(Collection entries)
"""
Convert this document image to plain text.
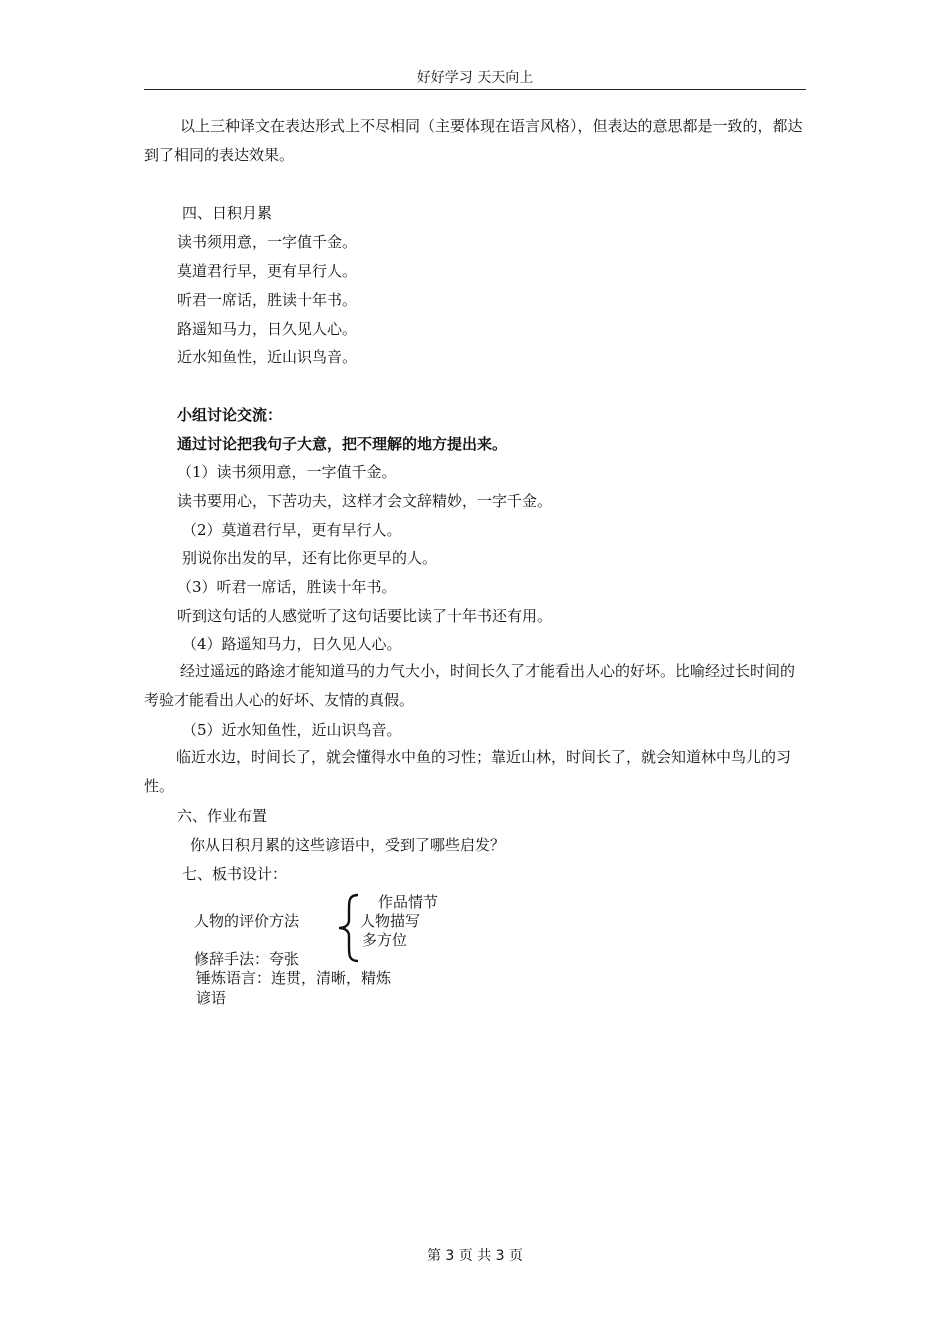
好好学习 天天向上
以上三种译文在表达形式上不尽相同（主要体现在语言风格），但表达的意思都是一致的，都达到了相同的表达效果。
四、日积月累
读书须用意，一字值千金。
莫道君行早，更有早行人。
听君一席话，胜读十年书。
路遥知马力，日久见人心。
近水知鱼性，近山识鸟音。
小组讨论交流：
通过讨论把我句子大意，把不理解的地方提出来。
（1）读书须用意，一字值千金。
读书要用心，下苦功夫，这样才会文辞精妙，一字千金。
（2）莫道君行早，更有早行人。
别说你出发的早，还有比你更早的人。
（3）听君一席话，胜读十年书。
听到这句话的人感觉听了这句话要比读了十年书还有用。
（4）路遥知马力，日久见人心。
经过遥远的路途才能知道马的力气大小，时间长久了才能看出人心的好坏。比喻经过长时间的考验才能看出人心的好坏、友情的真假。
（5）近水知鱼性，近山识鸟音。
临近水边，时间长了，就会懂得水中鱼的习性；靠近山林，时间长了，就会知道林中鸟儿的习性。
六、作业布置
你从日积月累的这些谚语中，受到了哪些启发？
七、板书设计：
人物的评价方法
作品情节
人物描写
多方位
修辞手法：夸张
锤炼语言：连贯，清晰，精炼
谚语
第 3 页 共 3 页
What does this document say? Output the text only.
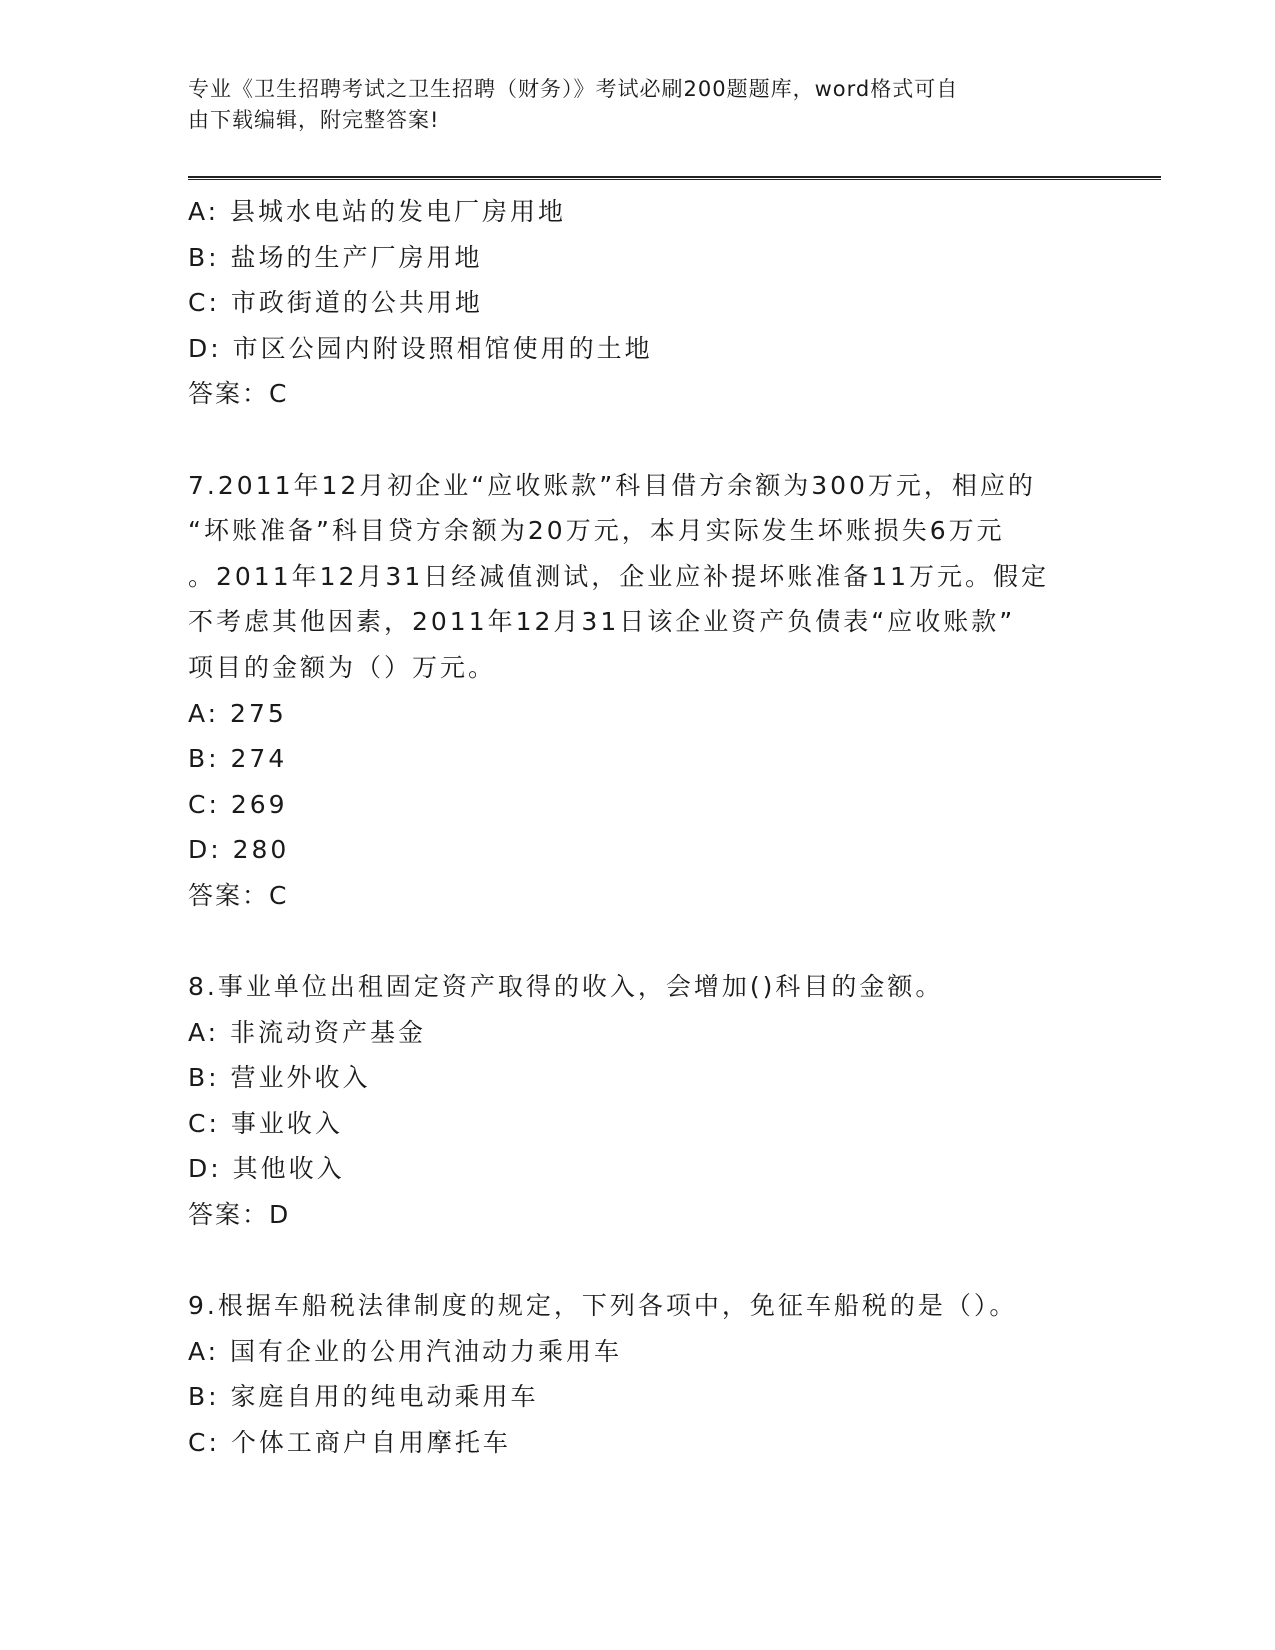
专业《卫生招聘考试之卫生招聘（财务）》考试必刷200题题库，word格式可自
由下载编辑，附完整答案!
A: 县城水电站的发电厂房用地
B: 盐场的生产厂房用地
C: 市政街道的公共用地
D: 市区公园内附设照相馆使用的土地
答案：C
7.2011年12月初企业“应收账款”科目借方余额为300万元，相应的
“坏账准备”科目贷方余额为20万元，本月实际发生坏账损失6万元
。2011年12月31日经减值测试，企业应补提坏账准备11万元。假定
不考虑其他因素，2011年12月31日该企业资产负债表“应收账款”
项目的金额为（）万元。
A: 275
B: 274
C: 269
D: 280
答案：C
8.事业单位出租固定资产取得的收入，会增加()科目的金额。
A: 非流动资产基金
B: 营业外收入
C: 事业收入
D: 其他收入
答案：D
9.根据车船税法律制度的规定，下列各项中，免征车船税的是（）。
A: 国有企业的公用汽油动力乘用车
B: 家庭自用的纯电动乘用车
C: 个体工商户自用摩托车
"""
"""
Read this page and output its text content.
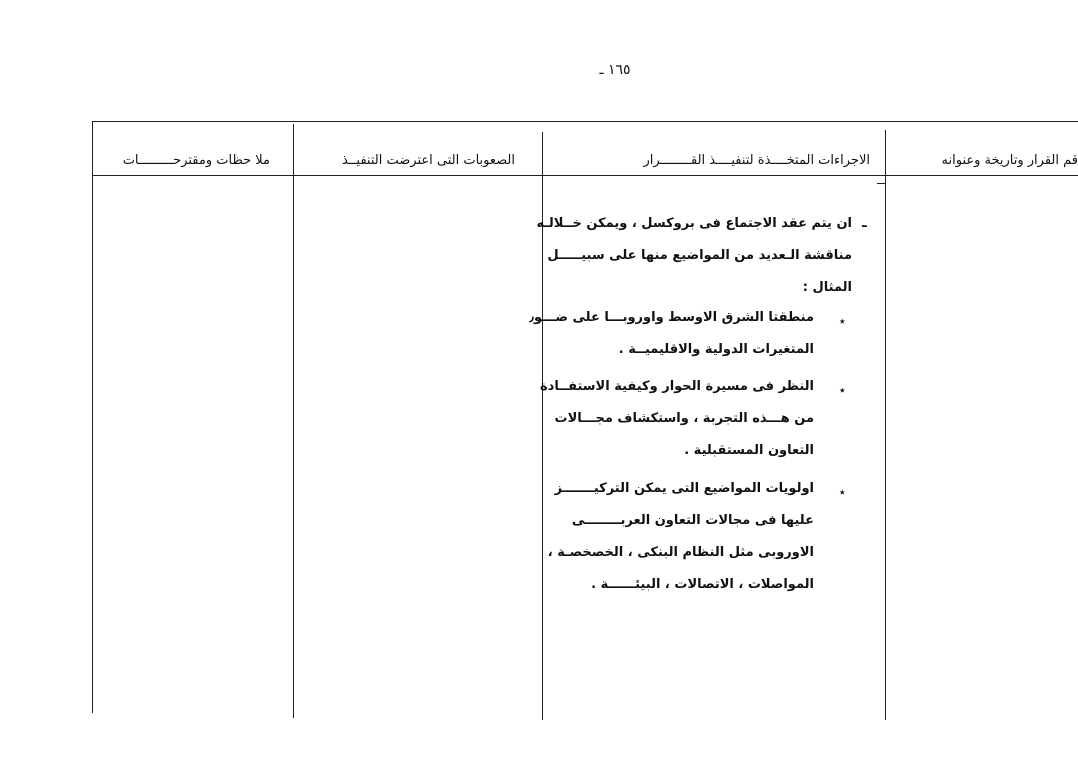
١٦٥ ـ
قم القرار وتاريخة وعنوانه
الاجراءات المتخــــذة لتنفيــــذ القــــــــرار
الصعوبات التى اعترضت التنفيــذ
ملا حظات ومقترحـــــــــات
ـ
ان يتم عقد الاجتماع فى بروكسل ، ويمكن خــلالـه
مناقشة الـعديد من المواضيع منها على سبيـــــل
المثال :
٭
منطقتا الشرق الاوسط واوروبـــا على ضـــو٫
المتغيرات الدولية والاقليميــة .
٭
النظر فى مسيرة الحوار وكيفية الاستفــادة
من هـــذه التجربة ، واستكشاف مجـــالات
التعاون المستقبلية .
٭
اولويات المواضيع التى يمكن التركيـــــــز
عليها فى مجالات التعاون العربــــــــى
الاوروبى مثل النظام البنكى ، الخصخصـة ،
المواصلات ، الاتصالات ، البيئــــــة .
"""
Select from the material above each line in which the string "التعاون" appears, and list those lines.

• _OUTPUT FOR THIS EXERCISE_:
التعاون المستقبلية .
عليها فى مجالات التعاون العربــــــــى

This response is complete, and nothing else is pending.